*Goal*. Copy out the data below as written; omit any images.

Saved data entries
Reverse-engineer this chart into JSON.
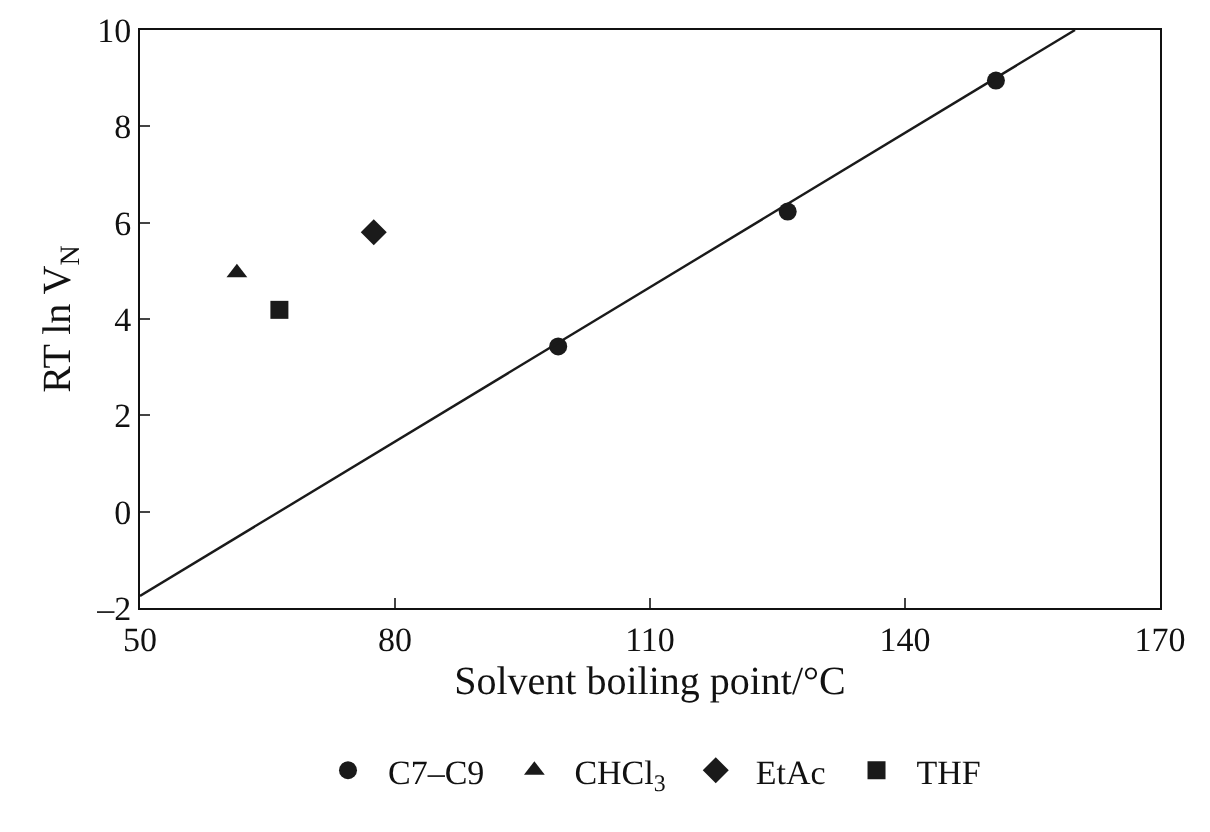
{
  "chart_data": {
    "type": "scatter",
    "xlabel": "Solvent boiling point/°C",
    "ylabel": "RT ln V$_{N}$",
    "xlim": [
      50,
      170
    ],
    "xticks": [
      50,
      80,
      110,
      140,
      170
    ],
    "ylim": [
      -2,
      10
    ],
    "yticks": [
      {
        "value": -2,
        "label": "–2"
      },
      0,
      2,
      4,
      6,
      8,
      10
    ],
    "grid": false,
    "legend": "bottom",
    "series": [
      {
        "name": "C7–C9",
        "color": "#1a1a1a",
        "marker": "circle",
        "x": [
          99.2,
          126.2,
          150.7
        ],
        "values": [
          3.43,
          6.23,
          8.95
        ]
      },
      {
        "name": "CHCl$_{3}$",
        "color": "#1a1a1a",
        "marker": "triangle",
        "x": [
          61.4
        ],
        "values": [
          4.96
        ]
      },
      {
        "name": "EtAc",
        "color": "#1a1a1a",
        "marker": "diamond",
        "x": [
          77.5
        ],
        "values": [
          5.8
        ]
      },
      {
        "name": "THF",
        "color": "#1a1a1a",
        "marker": "square",
        "x": [
          66.4
        ],
        "values": [
          4.19
        ]
      },
      {
        "type": "line",
        "color": "#1a1a1a",
        "marker": "none",
        "line_style": "solid",
        "x": [
          50,
          160
        ],
        "values": [
          -1.75,
          10
        ]
      }
    ]
  }
}
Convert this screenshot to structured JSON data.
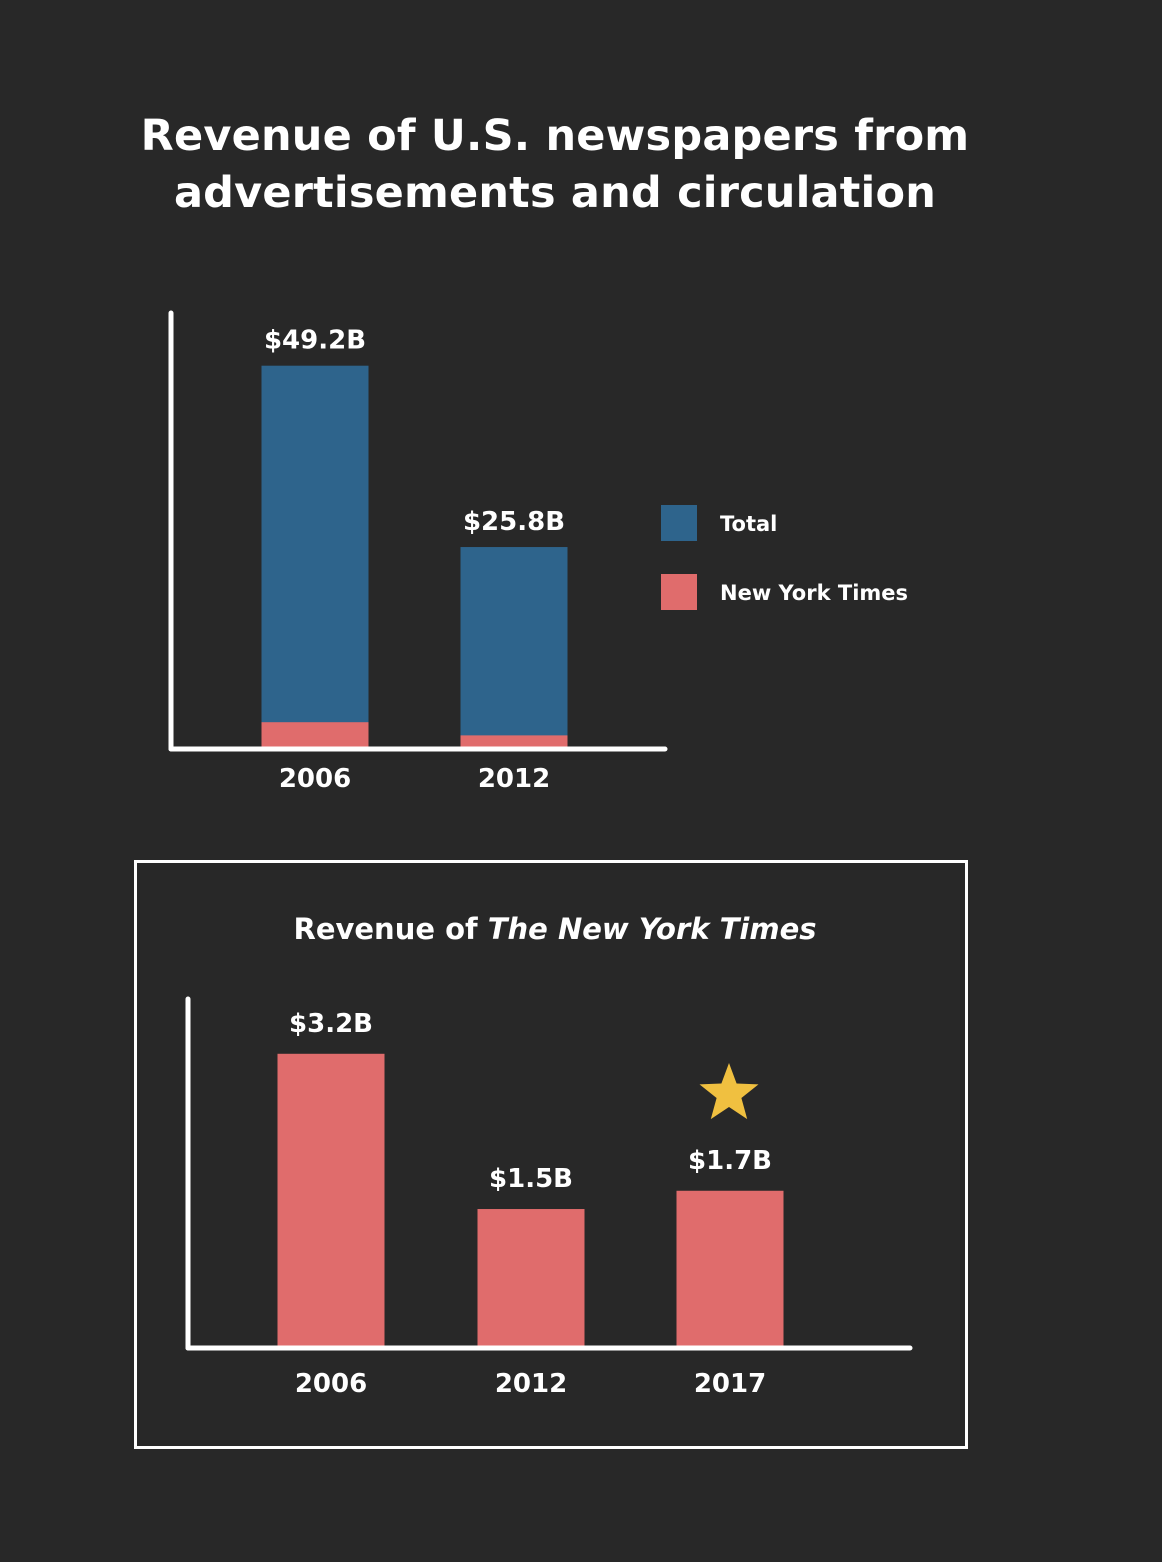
{
  "title": "Revenue of U.S. newspapers from advertisements and circulation",
  "colors": {
    "background": "#282828",
    "total": "#2e648c",
    "nyt": "#e06c6c",
    "star": "#f0c040",
    "axis": "#ffffff"
  },
  "chart_data": [
    {
      "type": "bar",
      "title": "Revenue of U.S. newspapers from advertisements and circulation",
      "categories": [
        "2006",
        "2012"
      ],
      "series": [
        {
          "name": "Total",
          "values": [
            49.2,
            25.8
          ],
          "labels": [
            "$49.2B",
            "$25.8B"
          ],
          "color": "#2e648c"
        },
        {
          "name": "New York Times",
          "values": [
            3.2,
            1.5
          ],
          "color": "#e06c6c"
        }
      ],
      "overlay": true,
      "xlabel": "",
      "ylabel": "",
      "ylim": [
        0,
        56
      ],
      "grid": false,
      "legend": "right"
    },
    {
      "type": "bar",
      "title_parts": [
        "Revenue of ",
        "The New York Times"
      ],
      "categories": [
        "2006",
        "2012",
        "2017"
      ],
      "series": [
        {
          "values": [
            3.2,
            1.5,
            1.7
          ],
          "labels": [
            "$3.2B",
            "$1.5B",
            "$1.7B"
          ],
          "color": "#e06c6c"
        }
      ],
      "highlight": {
        "category": "2017",
        "marker": "star-icon"
      },
      "xlabel": "",
      "ylabel": "",
      "ylim": [
        0,
        3.8
      ],
      "grid": false
    }
  ]
}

*Reply to the task*.
Reverse-engineer this chart into JSON.
{
  "chart_data": {
    "type": "scatter",
    "xlabel": "Solvent boiling point/°C",
    "ylabel": "RT ln V$_{N}$",
    "xlim": [
      50,
      170
    ],
    "xticks": [
      50,
      80,
      110,
      140,
      170
    ],
    "ylim": [
      -2,
      10
    ],
    "yticks": [
      {
        "value": -2,
        "label": "–2"
      },
      0,
      2,
      4,
      6,
      8,
      10
    ],
    "grid": false,
    "legend": "bottom",
    "series": [
      {
        "name": "C7–C9",
        "color": "#1a1a1a",
        "marker": "circle",
        "x": [
          99.2,
          126.2,
          150.7
        ],
        "values": [
          3.43,
          6.23,
          8.95
        ]
      },
      {
        "name": "CHCl$_{3}$",
        "color": "#1a1a1a",
        "marker": "triangle",
        "x": [
          61.4
        ],
        "values": [
          4.96
        ]
      },
      {
        "name": "EtAc",
        "color": "#1a1a1a",
        "marker": "diamond",
        "x": [
          77.5
        ],
        "values": [
          5.8
        ]
      },
      {
        "name": "THF",
        "color": "#1a1a1a",
        "marker": "square",
        "x": [
          66.4
        ],
        "values": [
          4.19
        ]
      },
      {
        "type": "line",
        "color": "#1a1a1a",
        "marker": "none",
        "line_style": "solid",
        "x": [
          50,
          160
        ],
        "values": [
          -1.75,
          10
        ]
      }
    ]
  }
}
Convert this screenshot to structured JSON data.
{
  "title": "Revenue of U.S. newspapers from advertisements and circulation",
  "colors": {
    "background": "#282828",
    "total": "#2e648c",
    "nyt": "#e06c6c",
    "star": "#f0c040",
    "axis": "#ffffff"
  },
  "chart_data": [
    {
      "type": "bar",
      "title": "Revenue of U.S. newspapers from advertisements and circulation",
      "categories": [
        "2006",
        "2012"
      ],
      "series": [
        {
          "name": "Total",
          "values": [
            49.2,
            25.8
          ],
          "labels": [
            "$49.2B",
            "$25.8B"
          ],
          "color": "#2e648c"
        },
        {
          "name": "New York Times",
          "values": [
            3.2,
            1.5
          ],
          "color": "#e06c6c"
        }
      ],
      "overlay": true,
      "xlabel": "",
      "ylabel": "",
      "ylim": [
        0,
        56
      ],
      "grid": false,
      "legend": "right"
    },
    {
      "type": "bar",
      "title_parts": [
        "Revenue of ",
        "The New York Times"
      ],
      "categories": [
        "2006",
        "2012",
        "2017"
      ],
      "series": [
        {
          "values": [
            3.2,
            1.5,
            1.7
          ],
          "labels": [
            "$3.2B",
            "$1.5B",
            "$1.7B"
          ],
          "color": "#e06c6c"
        }
      ],
      "highlight": {
        "category": "2017",
        "marker": "star-icon"
      },
      "xlabel": "",
      "ylabel": "",
      "ylim": [
        0,
        3.8
      ],
      "grid": false
    }
  ]
}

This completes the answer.